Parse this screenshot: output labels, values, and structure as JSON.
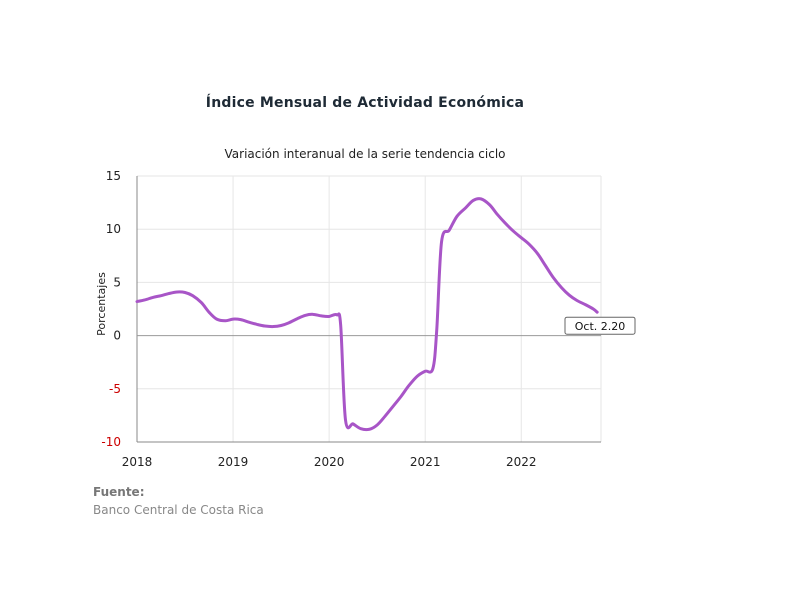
{
  "title": "Índice Mensual de  Actividad Económica",
  "subtitle": "Variación interanual de la serie tendencia ciclo",
  "source": {
    "label": "Fuente:",
    "text": "Banco Central de Costa Rica"
  },
  "colors": {
    "series": "#a855c7",
    "negative_tick": "#cc0000",
    "grid": "#e6e6e6",
    "zero_line": "#999999"
  },
  "chart_data": {
    "type": "line",
    "ylabel": "Porcentajes",
    "xlabel": "",
    "ylim": [
      -10,
      15
    ],
    "xlim": [
      2018,
      2022.83
    ],
    "x_ticks": [
      "2018",
      "2019",
      "2020",
      "2021",
      "2022"
    ],
    "y_ticks": [
      "15",
      "10",
      "5",
      "0",
      "-5",
      "-10"
    ],
    "grid": true,
    "annotation": {
      "text": "Oct. 2.20",
      "x": 2022.79,
      "y": 2.2
    },
    "series": [
      {
        "values": [
          [
            2018.0,
            3.2
          ],
          [
            2018.08,
            3.35
          ],
          [
            2018.17,
            3.6
          ],
          [
            2018.25,
            3.75
          ],
          [
            2018.33,
            3.95
          ],
          [
            2018.42,
            4.1
          ],
          [
            2018.5,
            4.05
          ],
          [
            2018.58,
            3.75
          ],
          [
            2018.67,
            3.1
          ],
          [
            2018.75,
            2.2
          ],
          [
            2018.83,
            1.55
          ],
          [
            2018.92,
            1.4
          ],
          [
            2019.0,
            1.55
          ],
          [
            2019.08,
            1.5
          ],
          [
            2019.17,
            1.25
          ],
          [
            2019.25,
            1.05
          ],
          [
            2019.33,
            0.9
          ],
          [
            2019.42,
            0.85
          ],
          [
            2019.5,
            0.95
          ],
          [
            2019.58,
            1.2
          ],
          [
            2019.67,
            1.6
          ],
          [
            2019.75,
            1.9
          ],
          [
            2019.83,
            2.0
          ],
          [
            2019.92,
            1.85
          ],
          [
            2020.0,
            1.8
          ],
          [
            2020.08,
            1.95
          ],
          [
            2020.12,
            1.0
          ],
          [
            2020.17,
            -7.9
          ],
          [
            2020.25,
            -8.3
          ],
          [
            2020.33,
            -8.75
          ],
          [
            2020.42,
            -8.8
          ],
          [
            2020.5,
            -8.4
          ],
          [
            2020.58,
            -7.6
          ],
          [
            2020.67,
            -6.6
          ],
          [
            2020.75,
            -5.7
          ],
          [
            2020.83,
            -4.7
          ],
          [
            2020.92,
            -3.8
          ],
          [
            2021.0,
            -3.35
          ],
          [
            2021.08,
            -3.1
          ],
          [
            2021.12,
            0.5
          ],
          [
            2021.17,
            8.8
          ],
          [
            2021.25,
            9.9
          ],
          [
            2021.33,
            11.2
          ],
          [
            2021.42,
            12.0
          ],
          [
            2021.5,
            12.7
          ],
          [
            2021.58,
            12.85
          ],
          [
            2021.67,
            12.3
          ],
          [
            2021.75,
            11.4
          ],
          [
            2021.83,
            10.6
          ],
          [
            2021.92,
            9.8
          ],
          [
            2022.0,
            9.2
          ],
          [
            2022.08,
            8.6
          ],
          [
            2022.17,
            7.7
          ],
          [
            2022.25,
            6.6
          ],
          [
            2022.33,
            5.5
          ],
          [
            2022.42,
            4.5
          ],
          [
            2022.5,
            3.8
          ],
          [
            2022.58,
            3.3
          ],
          [
            2022.67,
            2.9
          ],
          [
            2022.75,
            2.5
          ],
          [
            2022.79,
            2.2
          ]
        ]
      }
    ]
  }
}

*What you will do*: Going through the entries above, tally each line that has the word "text". Answer with the number only.

*Response to this exercise*: 2